----- Task inputs

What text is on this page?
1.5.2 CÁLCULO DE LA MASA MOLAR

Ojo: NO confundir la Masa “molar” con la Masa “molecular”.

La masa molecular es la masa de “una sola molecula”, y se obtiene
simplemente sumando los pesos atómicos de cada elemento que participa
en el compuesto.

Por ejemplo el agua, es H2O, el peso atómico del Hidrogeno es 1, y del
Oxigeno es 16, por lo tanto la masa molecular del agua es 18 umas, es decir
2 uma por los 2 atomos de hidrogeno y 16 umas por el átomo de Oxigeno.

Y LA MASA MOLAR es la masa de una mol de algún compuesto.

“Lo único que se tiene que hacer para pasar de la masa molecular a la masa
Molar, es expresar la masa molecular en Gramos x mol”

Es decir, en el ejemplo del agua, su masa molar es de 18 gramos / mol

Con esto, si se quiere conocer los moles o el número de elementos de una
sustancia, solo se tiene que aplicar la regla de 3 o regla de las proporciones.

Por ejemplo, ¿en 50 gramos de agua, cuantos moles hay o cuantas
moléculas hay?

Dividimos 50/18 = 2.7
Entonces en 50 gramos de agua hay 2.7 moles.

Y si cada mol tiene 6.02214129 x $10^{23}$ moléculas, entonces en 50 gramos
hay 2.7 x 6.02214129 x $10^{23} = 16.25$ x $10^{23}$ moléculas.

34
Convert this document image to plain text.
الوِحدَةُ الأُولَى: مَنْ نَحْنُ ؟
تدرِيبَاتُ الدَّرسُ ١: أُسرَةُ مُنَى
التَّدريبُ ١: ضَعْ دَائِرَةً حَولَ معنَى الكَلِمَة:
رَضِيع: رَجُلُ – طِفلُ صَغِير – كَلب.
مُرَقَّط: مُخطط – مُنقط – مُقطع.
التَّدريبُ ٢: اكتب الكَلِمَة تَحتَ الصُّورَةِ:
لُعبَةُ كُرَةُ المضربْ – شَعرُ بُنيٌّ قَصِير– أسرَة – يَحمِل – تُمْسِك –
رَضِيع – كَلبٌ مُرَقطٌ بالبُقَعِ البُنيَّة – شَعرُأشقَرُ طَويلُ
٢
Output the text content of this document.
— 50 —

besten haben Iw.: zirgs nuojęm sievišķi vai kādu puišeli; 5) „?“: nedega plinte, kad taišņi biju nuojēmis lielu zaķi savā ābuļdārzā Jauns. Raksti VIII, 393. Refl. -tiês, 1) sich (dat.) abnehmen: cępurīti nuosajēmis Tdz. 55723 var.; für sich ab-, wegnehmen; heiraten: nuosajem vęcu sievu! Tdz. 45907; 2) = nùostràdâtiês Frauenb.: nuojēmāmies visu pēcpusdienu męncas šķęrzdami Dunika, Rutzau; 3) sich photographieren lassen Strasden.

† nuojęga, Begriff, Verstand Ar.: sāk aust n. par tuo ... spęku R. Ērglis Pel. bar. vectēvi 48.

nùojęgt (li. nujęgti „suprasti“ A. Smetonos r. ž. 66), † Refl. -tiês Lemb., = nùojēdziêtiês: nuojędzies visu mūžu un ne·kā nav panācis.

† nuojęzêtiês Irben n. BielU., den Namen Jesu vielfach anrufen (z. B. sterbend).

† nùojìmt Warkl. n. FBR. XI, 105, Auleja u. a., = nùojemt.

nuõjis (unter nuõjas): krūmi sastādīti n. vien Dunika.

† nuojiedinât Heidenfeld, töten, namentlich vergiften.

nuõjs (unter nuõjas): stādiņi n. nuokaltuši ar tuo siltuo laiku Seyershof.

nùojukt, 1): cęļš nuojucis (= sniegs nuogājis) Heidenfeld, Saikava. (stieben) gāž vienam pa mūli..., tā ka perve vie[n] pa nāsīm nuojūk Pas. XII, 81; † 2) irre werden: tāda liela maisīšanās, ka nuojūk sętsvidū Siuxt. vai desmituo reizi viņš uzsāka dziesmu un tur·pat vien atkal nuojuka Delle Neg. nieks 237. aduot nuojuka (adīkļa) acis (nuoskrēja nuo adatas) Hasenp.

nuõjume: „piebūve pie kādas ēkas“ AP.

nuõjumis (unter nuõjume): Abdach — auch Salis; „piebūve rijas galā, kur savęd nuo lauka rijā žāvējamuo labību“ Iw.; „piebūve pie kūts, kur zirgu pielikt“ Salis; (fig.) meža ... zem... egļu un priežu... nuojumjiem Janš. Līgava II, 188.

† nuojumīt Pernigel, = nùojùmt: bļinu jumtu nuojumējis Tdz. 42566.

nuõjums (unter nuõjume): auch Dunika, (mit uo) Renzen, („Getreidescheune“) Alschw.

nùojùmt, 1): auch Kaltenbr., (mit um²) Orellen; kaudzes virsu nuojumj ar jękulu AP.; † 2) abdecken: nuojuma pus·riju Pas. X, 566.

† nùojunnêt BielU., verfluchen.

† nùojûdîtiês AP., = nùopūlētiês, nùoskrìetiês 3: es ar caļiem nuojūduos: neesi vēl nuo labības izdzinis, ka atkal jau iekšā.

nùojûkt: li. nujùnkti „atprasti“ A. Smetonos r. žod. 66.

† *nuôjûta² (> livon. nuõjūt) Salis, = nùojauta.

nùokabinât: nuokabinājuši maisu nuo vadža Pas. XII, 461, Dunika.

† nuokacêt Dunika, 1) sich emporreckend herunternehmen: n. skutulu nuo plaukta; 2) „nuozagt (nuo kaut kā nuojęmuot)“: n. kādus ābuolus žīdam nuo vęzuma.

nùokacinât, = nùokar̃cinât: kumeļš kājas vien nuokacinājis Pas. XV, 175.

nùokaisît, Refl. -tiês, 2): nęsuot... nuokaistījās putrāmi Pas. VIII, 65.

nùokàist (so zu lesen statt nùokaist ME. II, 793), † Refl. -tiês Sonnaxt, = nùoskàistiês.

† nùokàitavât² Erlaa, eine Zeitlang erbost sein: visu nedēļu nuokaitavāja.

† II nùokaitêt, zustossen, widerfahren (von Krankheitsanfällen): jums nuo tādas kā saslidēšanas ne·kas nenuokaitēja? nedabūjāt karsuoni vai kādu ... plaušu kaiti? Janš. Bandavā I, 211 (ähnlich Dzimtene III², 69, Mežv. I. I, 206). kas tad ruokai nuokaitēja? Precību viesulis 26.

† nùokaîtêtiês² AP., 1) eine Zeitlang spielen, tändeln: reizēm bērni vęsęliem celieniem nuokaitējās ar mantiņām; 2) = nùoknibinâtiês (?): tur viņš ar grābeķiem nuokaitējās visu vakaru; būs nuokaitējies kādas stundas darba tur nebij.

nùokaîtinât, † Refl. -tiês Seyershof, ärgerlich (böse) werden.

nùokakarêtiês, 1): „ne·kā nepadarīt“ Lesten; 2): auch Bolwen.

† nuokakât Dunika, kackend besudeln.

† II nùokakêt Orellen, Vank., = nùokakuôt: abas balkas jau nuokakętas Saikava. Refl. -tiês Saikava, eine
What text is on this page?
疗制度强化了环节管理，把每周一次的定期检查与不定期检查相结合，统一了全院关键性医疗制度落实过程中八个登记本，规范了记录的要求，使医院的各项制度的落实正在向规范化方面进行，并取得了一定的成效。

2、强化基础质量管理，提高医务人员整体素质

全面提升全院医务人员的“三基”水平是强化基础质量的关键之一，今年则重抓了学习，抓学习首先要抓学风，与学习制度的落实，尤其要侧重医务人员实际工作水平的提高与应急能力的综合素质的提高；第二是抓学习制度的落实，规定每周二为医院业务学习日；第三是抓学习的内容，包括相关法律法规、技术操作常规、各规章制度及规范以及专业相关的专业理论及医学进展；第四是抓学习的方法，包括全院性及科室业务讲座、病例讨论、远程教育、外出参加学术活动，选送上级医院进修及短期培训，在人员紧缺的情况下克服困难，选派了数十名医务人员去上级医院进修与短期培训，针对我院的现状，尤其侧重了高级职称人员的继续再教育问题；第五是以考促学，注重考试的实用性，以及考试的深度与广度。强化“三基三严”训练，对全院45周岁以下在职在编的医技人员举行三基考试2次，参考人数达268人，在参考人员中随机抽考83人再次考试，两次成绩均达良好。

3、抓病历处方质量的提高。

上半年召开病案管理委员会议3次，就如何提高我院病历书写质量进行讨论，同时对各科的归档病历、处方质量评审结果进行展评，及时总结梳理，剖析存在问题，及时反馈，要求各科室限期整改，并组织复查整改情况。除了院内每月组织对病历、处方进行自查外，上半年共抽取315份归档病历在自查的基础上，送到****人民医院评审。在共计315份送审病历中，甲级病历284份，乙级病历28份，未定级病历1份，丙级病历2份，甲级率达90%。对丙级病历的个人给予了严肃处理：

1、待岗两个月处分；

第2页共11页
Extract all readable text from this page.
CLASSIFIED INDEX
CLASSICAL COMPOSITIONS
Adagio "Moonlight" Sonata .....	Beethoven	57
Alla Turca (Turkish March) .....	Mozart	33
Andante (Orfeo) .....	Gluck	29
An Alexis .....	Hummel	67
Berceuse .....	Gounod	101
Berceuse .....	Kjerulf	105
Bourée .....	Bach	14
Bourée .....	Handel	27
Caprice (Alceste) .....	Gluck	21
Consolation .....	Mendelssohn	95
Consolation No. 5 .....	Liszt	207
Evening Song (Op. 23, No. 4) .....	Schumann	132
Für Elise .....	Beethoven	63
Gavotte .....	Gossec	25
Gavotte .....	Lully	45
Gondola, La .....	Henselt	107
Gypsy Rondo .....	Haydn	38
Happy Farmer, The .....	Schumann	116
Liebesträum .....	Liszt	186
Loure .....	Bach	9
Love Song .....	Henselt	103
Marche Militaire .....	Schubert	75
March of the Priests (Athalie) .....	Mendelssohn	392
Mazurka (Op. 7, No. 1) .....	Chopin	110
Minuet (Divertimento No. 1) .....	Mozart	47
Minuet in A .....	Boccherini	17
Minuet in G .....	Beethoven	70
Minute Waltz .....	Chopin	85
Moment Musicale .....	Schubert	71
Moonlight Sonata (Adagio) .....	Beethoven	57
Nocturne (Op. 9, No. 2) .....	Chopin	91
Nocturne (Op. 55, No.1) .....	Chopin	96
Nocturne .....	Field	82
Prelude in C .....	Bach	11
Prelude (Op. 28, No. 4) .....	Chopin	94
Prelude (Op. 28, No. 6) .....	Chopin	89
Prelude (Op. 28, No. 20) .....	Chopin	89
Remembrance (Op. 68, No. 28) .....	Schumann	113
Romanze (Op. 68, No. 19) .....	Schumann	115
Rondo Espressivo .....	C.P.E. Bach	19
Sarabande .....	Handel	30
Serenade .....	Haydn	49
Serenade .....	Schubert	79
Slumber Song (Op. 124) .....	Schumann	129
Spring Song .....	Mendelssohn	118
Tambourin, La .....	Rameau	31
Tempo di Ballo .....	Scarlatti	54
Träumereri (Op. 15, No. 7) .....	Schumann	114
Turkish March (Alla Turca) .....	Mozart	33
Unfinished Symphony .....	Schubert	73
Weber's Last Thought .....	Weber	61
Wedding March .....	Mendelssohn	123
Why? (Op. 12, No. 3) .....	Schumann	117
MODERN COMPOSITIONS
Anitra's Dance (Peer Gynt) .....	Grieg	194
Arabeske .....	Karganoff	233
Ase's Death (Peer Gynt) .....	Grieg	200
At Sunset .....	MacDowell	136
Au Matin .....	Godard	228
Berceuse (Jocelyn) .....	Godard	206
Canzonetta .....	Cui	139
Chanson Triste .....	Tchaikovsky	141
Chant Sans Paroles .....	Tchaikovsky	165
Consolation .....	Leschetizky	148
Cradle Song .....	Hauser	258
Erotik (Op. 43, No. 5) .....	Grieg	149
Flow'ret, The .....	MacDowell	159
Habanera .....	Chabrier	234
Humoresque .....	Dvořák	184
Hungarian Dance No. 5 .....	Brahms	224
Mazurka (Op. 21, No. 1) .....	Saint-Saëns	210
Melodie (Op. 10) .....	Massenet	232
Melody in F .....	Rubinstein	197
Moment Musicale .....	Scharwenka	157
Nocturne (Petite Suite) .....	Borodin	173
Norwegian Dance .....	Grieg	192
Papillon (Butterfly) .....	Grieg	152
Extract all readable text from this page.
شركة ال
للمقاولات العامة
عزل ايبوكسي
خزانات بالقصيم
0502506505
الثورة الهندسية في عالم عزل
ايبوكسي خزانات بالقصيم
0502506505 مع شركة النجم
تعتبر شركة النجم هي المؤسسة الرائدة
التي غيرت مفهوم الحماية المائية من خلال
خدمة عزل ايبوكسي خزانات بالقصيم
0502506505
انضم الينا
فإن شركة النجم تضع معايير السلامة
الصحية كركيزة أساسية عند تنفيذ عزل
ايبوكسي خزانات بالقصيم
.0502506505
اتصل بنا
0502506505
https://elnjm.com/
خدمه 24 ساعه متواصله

----------

■ **Requirement**
Pull out all lines from the entries above in which the word "خزانات" appears.

■ **Answer**
خزانات بالقصيم
ايبوكسي خزانات بالقصيم
خدمة عزل ايبوكسي خزانات بالقصيم
ايبوكسي خزانات بالقصيم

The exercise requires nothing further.